[Collected data]
☆ ☆ ☆ ☆ ☆

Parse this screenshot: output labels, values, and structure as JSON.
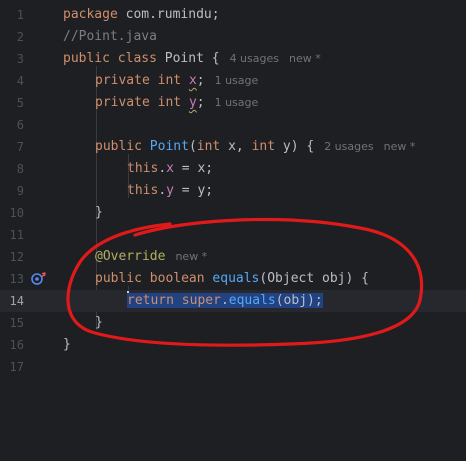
{
  "editor": {
    "line_numbers": [
      "1",
      "2",
      "3",
      "4",
      "5",
      "6",
      "7",
      "8",
      "9",
      "10",
      "11",
      "12",
      "13",
      "14",
      "15",
      "16",
      "17"
    ],
    "current_line": "14",
    "tokens": {
      "package_kw": "package",
      "package_name": " com.rumindu;",
      "comment": "//Point.java",
      "public": "public",
      "class": "class",
      "class_name": "Point",
      "brace_open": " {",
      "private": "private",
      "int": "int",
      "field_x": "x",
      "field_y": "y",
      "semicolon": ";",
      "ctor_name": "Point",
      "ctor_params_1": "(",
      "ctor_params_2": " x, ",
      "ctor_params_3": " y) {",
      "this": "this",
      "dot_x": ".",
      "assign_x": " = x;",
      "assign_y": " = y;",
      "close_brace": "}",
      "annotation": "@Override",
      "boolean": "boolean",
      "equals": "equals",
      "equals_params": "(Object obj) {",
      "return": "return",
      "super": "super",
      "dot": ".",
      "equals_call_args": "(obj);"
    },
    "hints": {
      "class_usages": "4 usages",
      "new_star": "new *",
      "one_usage": "1 usage",
      "ctor_usages": "2 usages"
    },
    "gutter_icons": [
      "override-method-icon"
    ],
    "colors": {
      "keyword": "#cf8e6d",
      "method": "#56a8f5",
      "field": "#c77dbb",
      "annotation": "#b3ae60",
      "comment": "#7a7e85",
      "selection": "#214283",
      "circle_annotation": "#e01a1a"
    }
  }
}
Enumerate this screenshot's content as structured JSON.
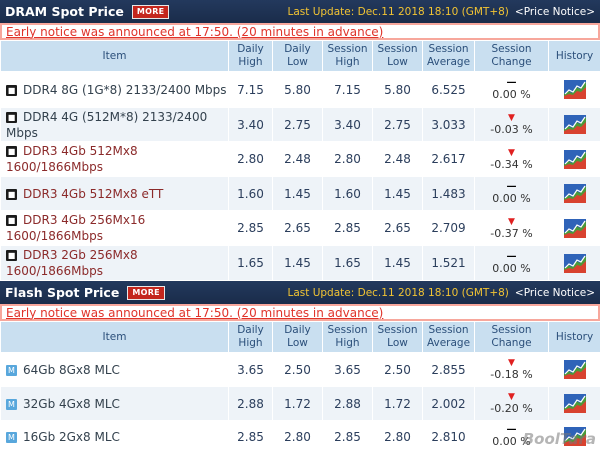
{
  "dram": {
    "title": "DRAM Spot Price",
    "more": "MORE",
    "last_update": "Last Update: Dec.11 2018 18:10 (GMT+8)",
    "price_notice": "<Price Notice>",
    "early_notice": "Early notice was announced at 17:50. (20 minutes in advance)",
    "headers": [
      "Item",
      "Daily\nHigh",
      "Daily\nLow",
      "Session\nHigh",
      "Session\nLow",
      "Session\nAverage",
      "Session\nChange",
      "History"
    ],
    "rows": [
      {
        "item": "DDR4 8G (1G*8) 2133/2400 Mbps",
        "dh": "7.15",
        "dl": "5.80",
        "sh": "7.15",
        "sl": "5.80",
        "avg": "6.525",
        "ind": "dash",
        "chg": "0.00 %"
      },
      {
        "item": "DDR4 4G (512M*8) 2133/2400 Mbps",
        "dh": "3.40",
        "dl": "2.75",
        "sh": "3.40",
        "sl": "2.75",
        "avg": "3.033",
        "ind": "down",
        "chg": "-0.03 %"
      },
      {
        "item": "DDR3 4Gb 512Mx8 1600/1866Mbps",
        "dh": "2.80",
        "dl": "2.48",
        "sh": "2.80",
        "sl": "2.48",
        "avg": "2.617",
        "ind": "down",
        "chg": "-0.34 %"
      },
      {
        "item": "DDR3 4Gb 512Mx8 eTT",
        "dh": "1.60",
        "dl": "1.45",
        "sh": "1.60",
        "sl": "1.45",
        "avg": "1.483",
        "ind": "dash",
        "chg": "0.00 %"
      },
      {
        "item": "DDR3 4Gb 256Mx16 1600/1866Mbps",
        "dh": "2.85",
        "dl": "2.65",
        "sh": "2.85",
        "sl": "2.65",
        "avg": "2.709",
        "ind": "down",
        "chg": "-0.37 %"
      },
      {
        "item": "DDR3 2Gb 256Mx8 1600/1866Mbps",
        "dh": "1.65",
        "dl": "1.45",
        "sh": "1.65",
        "sl": "1.45",
        "avg": "1.521",
        "ind": "dash",
        "chg": "0.00 %"
      }
    ]
  },
  "flash": {
    "title": "Flash Spot Price",
    "more": "MORE",
    "last_update": "Last Update: Dec.11 2018 18:10 (GMT+8)",
    "price_notice": "<Price Notice>",
    "early_notice": "Early notice was announced at 17:50. (20 minutes in advance)",
    "headers": [
      "Item",
      "Daily\nHigh",
      "Daily\nLow",
      "Session\nHigh",
      "Session\nLow",
      "Session\nAverage",
      "Session\nChange",
      "History"
    ],
    "rows": [
      {
        "item": "64Gb 8Gx8 MLC",
        "dh": "3.65",
        "dl": "2.50",
        "sh": "3.65",
        "sl": "2.50",
        "avg": "2.855",
        "ind": "down",
        "chg": "-0.18 %"
      },
      {
        "item": "32Gb 4Gx8 MLC",
        "dh": "2.88",
        "dl": "1.72",
        "sh": "2.88",
        "sl": "1.72",
        "avg": "2.002",
        "ind": "down",
        "chg": "-0.20 %"
      },
      {
        "item": "16Gb 2Gx8 MLC",
        "dh": "2.85",
        "dl": "2.80",
        "sh": "2.85",
        "sl": "2.80",
        "avg": "2.810",
        "ind": "dash",
        "chg": "0.00 %"
      }
    ]
  },
  "watermark": "BoolTara",
  "colors": {
    "header_bg": "#1a2c4a",
    "more_bg": "#c4261d",
    "update_text": "#f2c433",
    "notice_text": "#e0332a",
    "th_bg": "#c9dff0",
    "down": "#e02020"
  },
  "icons": {
    "dram_badge": "chip-icon-dark",
    "flash_badge": "chip-icon-blue",
    "history": "line-chart-icon",
    "change_down": "down-arrow-icon",
    "change_flat": "dash-icon"
  }
}
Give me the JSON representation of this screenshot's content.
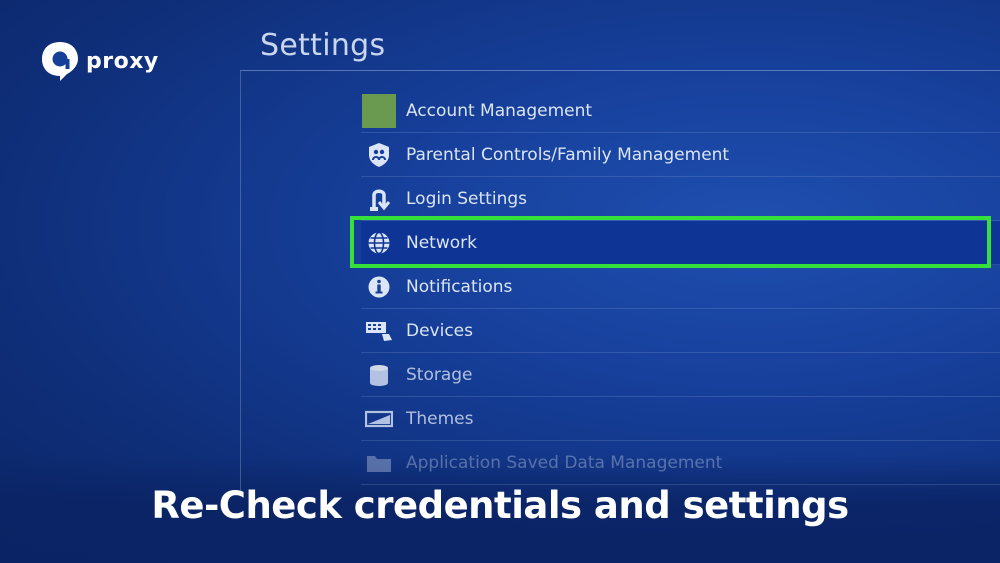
{
  "brand": {
    "logo_text": "proxy",
    "logo_icon": "proxy-logo-icon"
  },
  "screen": {
    "title": "Settings"
  },
  "menu": {
    "items": [
      {
        "label": "Account Management",
        "icon": "account-square-icon"
      },
      {
        "label": "Parental Controls/Family Management",
        "icon": "family-shield-icon"
      },
      {
        "label": "Login Settings",
        "icon": "login-arrow-icon"
      },
      {
        "label": "Network",
        "icon": "globe-icon",
        "selected": true
      },
      {
        "label": "Notifications",
        "icon": "info-icon"
      },
      {
        "label": "Devices",
        "icon": "keyboard-icon"
      },
      {
        "label": "Storage",
        "icon": "storage-cylinder-icon"
      },
      {
        "label": "Themes",
        "icon": "themes-icon"
      },
      {
        "label": "Application Saved Data Management",
        "icon": "folder-icon"
      }
    ]
  },
  "caption": {
    "text": "Re-Check credentials and settings"
  },
  "colors": {
    "background": "#163f9a",
    "highlight": "#35e03a",
    "account_square": "#6a9a4f",
    "text": "#dbe4f4"
  }
}
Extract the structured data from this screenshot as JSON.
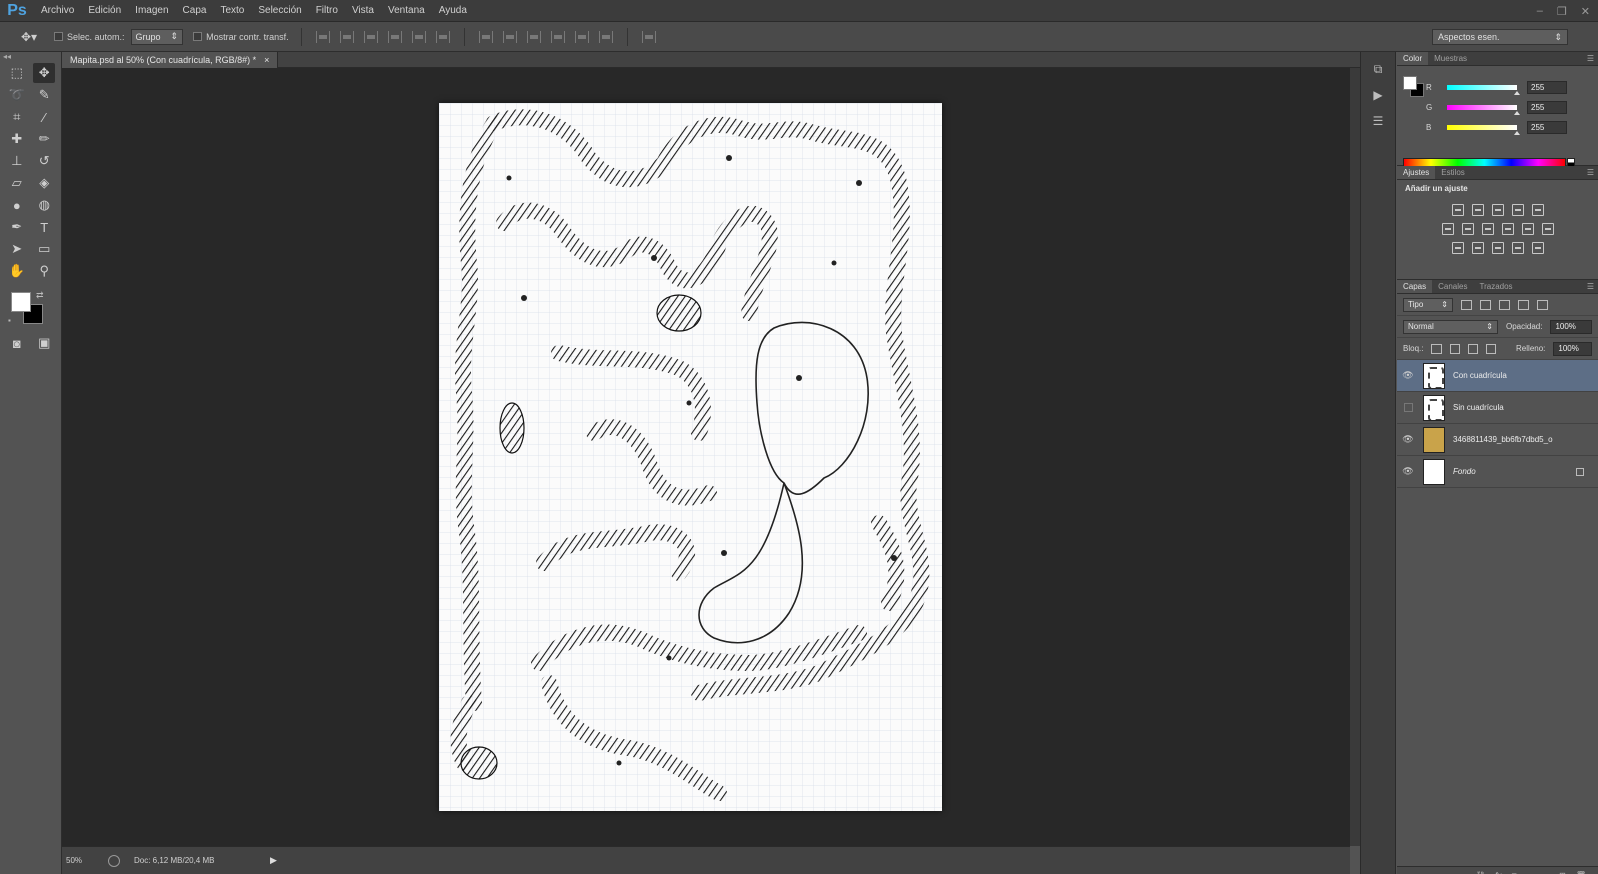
{
  "app": {
    "logo": "Ps"
  },
  "menu": [
    "Archivo",
    "Edición",
    "Imagen",
    "Capa",
    "Texto",
    "Selección",
    "Filtro",
    "Vista",
    "Ventana",
    "Ayuda"
  ],
  "options": {
    "auto_select_label": "Selec. autom.:",
    "auto_select_mode": "Grupo",
    "transform_label": "Mostrar contr. transf.",
    "workspace": "Aspectos esen."
  },
  "document": {
    "tab_title": "Mapita.psd al 50% (Con cuadrícula, RGB/8#) *",
    "close": "×"
  },
  "status": {
    "zoom": "50%",
    "doc_info": "Doc: 6,12 MB/20,4 MB",
    "arrow": "▶"
  },
  "color_panel": {
    "tabs": [
      "Color",
      "Muestras"
    ],
    "channels": [
      {
        "label": "R",
        "value": "255",
        "color": "#ff0000"
      },
      {
        "label": "G",
        "value": "255",
        "color": "#00ff00"
      },
      {
        "label": "B",
        "value": "255",
        "color": "#0000ff"
      }
    ]
  },
  "adjust_panel": {
    "tabs": [
      "Ajustes",
      "Estilos"
    ],
    "title": "Añadir un ajuste"
  },
  "layers_panel": {
    "tabs": [
      "Capas",
      "Canales",
      "Trazados"
    ],
    "filter": "Tipo",
    "blend_mode": "Normal",
    "opacity_label": "Opacidad:",
    "opacity": "100%",
    "lock_label": "Bloq.:",
    "fill_label": "Relleno:",
    "fill": "100%",
    "layers": [
      {
        "name": "Con cuadrícula",
        "visible": true,
        "selected": true
      },
      {
        "name": "Sin cuadrícula",
        "visible": false,
        "selected": false
      },
      {
        "name": "3468811439_bb6fb7dbd5_o",
        "visible": true,
        "selected": false
      },
      {
        "name": "Fondo",
        "visible": true,
        "selected": false,
        "locked": true
      }
    ]
  },
  "colors": {
    "selection": "#5d6e86",
    "menubar": "#3c3c3c",
    "canvas_bg": "#282828"
  }
}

☆ ☆ ☆ ☆ ☆

### WRITTEN REQUEST
All lines from the one holding "Extract the structured" through the last line of the entries, and nothing else, are to be output exactly; leave out the pictures.

### CORRECT RESULT
Extract the structured data from this screenshot as JSON.
{
  "app": {
    "logo": "Ps"
  },
  "menu": [
    "Archivo",
    "Edición",
    "Imagen",
    "Capa",
    "Texto",
    "Selección",
    "Filtro",
    "Vista",
    "Ventana",
    "Ayuda"
  ],
  "options": {
    "auto_select_label": "Selec. autom.:",
    "auto_select_mode": "Grupo",
    "transform_label": "Mostrar contr. transf.",
    "workspace": "Aspectos esen."
  },
  "document": {
    "tab_title": "Mapita.psd al 50% (Con cuadrícula, RGB/8#) *",
    "close": "×"
  },
  "status": {
    "zoom": "50%",
    "doc_info": "Doc: 6,12 MB/20,4 MB",
    "arrow": "▶"
  },
  "color_panel": {
    "tabs": [
      "Color",
      "Muestras"
    ],
    "channels": [
      {
        "label": "R",
        "value": "255",
        "color": "#ff0000"
      },
      {
        "label": "G",
        "value": "255",
        "color": "#00ff00"
      },
      {
        "label": "B",
        "value": "255",
        "color": "#0000ff"
      }
    ]
  },
  "adjust_panel": {
    "tabs": [
      "Ajustes",
      "Estilos"
    ],
    "title": "Añadir un ajuste"
  },
  "layers_panel": {
    "tabs": [
      "Capas",
      "Canales",
      "Trazados"
    ],
    "filter": "Tipo",
    "blend_mode": "Normal",
    "opacity_label": "Opacidad:",
    "opacity": "100%",
    "lock_label": "Bloq.:",
    "fill_label": "Relleno:",
    "fill": "100%",
    "layers": [
      {
        "name": "Con cuadrícula",
        "visible": true,
        "selected": true
      },
      {
        "name": "Sin cuadrícula",
        "visible": false,
        "selected": false
      },
      {
        "name": "3468811439_bb6fb7dbd5_o",
        "visible": true,
        "selected": false
      },
      {
        "name": "Fondo",
        "visible": true,
        "selected": false,
        "locked": true
      }
    ]
  },
  "colors": {
    "selection": "#5d6e86",
    "menubar": "#3c3c3c",
    "canvas_bg": "#282828"
  }
}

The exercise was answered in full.